--- BEGIN Dataset ---
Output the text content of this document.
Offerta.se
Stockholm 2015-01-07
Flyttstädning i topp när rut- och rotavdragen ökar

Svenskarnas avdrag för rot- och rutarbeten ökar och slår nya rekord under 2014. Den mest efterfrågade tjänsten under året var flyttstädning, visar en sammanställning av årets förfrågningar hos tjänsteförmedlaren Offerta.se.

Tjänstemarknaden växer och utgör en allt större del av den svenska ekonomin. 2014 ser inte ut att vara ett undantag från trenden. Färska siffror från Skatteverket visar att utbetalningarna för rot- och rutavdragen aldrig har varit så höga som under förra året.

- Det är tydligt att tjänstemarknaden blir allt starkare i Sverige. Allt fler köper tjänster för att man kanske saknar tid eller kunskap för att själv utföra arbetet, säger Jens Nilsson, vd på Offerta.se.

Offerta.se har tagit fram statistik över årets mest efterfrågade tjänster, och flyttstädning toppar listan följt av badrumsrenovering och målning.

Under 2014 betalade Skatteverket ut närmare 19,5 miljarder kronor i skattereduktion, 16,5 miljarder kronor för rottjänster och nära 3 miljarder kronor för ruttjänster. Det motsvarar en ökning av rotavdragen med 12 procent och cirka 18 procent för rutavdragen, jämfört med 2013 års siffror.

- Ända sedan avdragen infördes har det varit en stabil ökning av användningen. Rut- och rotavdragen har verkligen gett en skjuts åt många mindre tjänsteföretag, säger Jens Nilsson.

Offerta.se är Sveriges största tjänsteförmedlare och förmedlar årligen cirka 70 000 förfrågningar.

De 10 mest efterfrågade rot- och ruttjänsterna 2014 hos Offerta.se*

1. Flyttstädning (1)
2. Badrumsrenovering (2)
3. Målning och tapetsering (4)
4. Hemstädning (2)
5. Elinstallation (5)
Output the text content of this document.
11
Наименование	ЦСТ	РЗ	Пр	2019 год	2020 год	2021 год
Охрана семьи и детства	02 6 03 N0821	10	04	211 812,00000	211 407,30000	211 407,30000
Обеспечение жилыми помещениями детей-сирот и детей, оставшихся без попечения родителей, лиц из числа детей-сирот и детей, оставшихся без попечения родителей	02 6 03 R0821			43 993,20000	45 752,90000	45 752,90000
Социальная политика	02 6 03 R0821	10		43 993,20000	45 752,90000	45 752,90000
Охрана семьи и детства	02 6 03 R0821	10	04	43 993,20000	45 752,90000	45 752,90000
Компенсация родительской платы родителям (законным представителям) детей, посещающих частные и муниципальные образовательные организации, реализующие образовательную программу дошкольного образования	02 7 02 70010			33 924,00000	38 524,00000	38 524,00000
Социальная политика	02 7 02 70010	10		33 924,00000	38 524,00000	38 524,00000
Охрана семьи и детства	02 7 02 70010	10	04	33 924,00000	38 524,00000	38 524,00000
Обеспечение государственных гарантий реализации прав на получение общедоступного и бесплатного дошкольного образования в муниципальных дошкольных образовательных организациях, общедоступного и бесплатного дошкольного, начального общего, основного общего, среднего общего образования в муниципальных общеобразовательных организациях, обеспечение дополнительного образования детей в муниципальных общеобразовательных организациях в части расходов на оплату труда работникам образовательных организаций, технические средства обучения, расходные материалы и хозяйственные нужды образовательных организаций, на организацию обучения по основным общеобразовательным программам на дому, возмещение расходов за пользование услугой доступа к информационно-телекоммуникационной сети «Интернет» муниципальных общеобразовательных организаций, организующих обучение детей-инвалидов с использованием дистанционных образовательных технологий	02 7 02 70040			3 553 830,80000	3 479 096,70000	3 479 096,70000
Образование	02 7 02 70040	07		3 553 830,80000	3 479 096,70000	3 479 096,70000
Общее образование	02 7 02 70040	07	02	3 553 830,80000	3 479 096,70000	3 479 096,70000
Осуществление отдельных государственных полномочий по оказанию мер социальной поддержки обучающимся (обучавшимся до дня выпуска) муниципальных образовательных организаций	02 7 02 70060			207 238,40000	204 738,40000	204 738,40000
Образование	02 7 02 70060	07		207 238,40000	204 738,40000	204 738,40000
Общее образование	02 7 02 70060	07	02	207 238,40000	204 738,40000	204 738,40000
--- END Dataset ---
Your task is to give the records above again, exactly.

Output the text content of this document.
Offerta.se
Stockholm 2015-01-07
Flyttstädning i topp när rut- och rotavdragen ökar

Svenskarnas avdrag för rot- och rutarbeten ökar och slår nya rekord under 2014. Den mest efterfrågade tjänsten under året var flyttstädning, visar en sammanställning av årets förfrågningar hos tjänsteförmedlaren Offerta.se.

Tjänstemarknaden växer och utgör en allt större del av den svenska ekonomin. 2014 ser inte ut att vara ett undantag från trenden. Färska siffror från Skatteverket visar att utbetalningarna för rot- och rutavdragen aldrig har varit så höga som under förra året.

- Det är tydligt att tjänstemarknaden blir allt starkare i Sverige. Allt fler köper tjänster för att man kanske saknar tid eller kunskap för att själv utföra arbetet, säger Jens Nilsson, vd på Offerta.se.

Offerta.se har tagit fram statistik över årets mest efterfrågade tjänster, och flyttstädning toppar listan följt av badrumsrenovering och målning.

Under 2014 betalade Skatteverket ut närmare 19,5 miljarder kronor i skattereduktion, 16,5 miljarder kronor för rottjänster och nära 3 miljarder kronor för ruttjänster. Det motsvarar en ökning av rotavdragen med 12 procent och cirka 18 procent för rutavdragen, jämfört med 2013 års siffror.

- Ända sedan avdragen infördes har det varit en stabil ökning av användningen. Rut- och rotavdragen har verkligen gett en skjuts åt många mindre tjänsteföretag, säger Jens Nilsson.

Offerta.se är Sveriges största tjänsteförmedlare och förmedlar årligen cirka 70 000 förfrågningar.

De 10 mest efterfrågade rot- och ruttjänsterna 2014 hos Offerta.se*

1. Flyttstädning (1)
2. Badrumsrenovering (2)
3. Målning och tapetsering (4)
4. Hemstädning (2)
5. Elinstallation (5)
Output the text content of this document.
11
Наименование	ЦСТ	РЗ	Пр	2019 год	2020 год	2021 год
Охрана семьи и детства	02 6 03 N0821	10	04	211 812,00000	211 407,30000	211 407,30000
Обеспечение жилыми помещениями детей-сирот и детей, оставшихся без попечения родителей, лиц из числа детей-сирот и детей, оставшихся без попечения родителей	02 6 03 R0821			43 993,20000	45 752,90000	45 752,90000
Социальная политика	02 6 03 R0821	10		43 993,20000	45 752,90000	45 752,90000
Охрана семьи и детства	02 6 03 R0821	10	04	43 993,20000	45 752,90000	45 752,90000
Компенсация родительской платы родителям (законным представителям) детей, посещающих частные и муниципальные образовательные организации, реализующие образовательную программу дошкольного образования	02 7 02 70010			33 924,00000	38 524,00000	38 524,00000
Социальная политика	02 7 02 70010	10		33 924,00000	38 524,00000	38 524,00000
Охрана семьи и детства	02 7 02 70010	10	04	33 924,00000	38 524,00000	38 524,00000
Обеспечение государственных гарантий реализации прав на получение общедоступного и бесплатного дошкольного образования в муниципальных дошкольных образовательных организациях, общедоступного и бесплатного дошкольного, начального общего, основного общего, среднего общего образования в муниципальных общеобразовательных организациях, обеспечение дополнительного образования детей в муниципальных общеобразовательных организациях в части расходов на оплату труда работникам образовательных организаций, технические средства обучения, расходные материалы и хозяйственные нужды образовательных организаций, на организацию обучения по основным общеобразовательным программам на дому, возмещение расходов за пользование услугой доступа к информационно-телекоммуникационной сети «Интернет» муниципальных общеобразовательных организаций, организующих обучение детей-инвалидов с использованием дистанционных образовательных технологий	02 7 02 70040			3 553 830,80000	3 479 096,70000	3 479 096,70000
Образование	02 7 02 70040	07		3 553 830,80000	3 479 096,70000	3 479 096,70000
Общее образование	02 7 02 70040	07	02	3 553 830,80000	3 479 096,70000	3 479 096,70000
Осуществление отдельных государственных полномочий по оказанию мер социальной поддержки обучающимся (обучавшимся до дня выпуска) муниципальных образовательных организаций	02 7 02 70060			207 238,40000	204 738,40000	204 738,40000
Образование	02 7 02 70060	07		207 238,40000	204 738,40000	204 738,40000
Общее образование	02 7 02 70060	07	02	207 238,40000	204 738,40000	204 738,40000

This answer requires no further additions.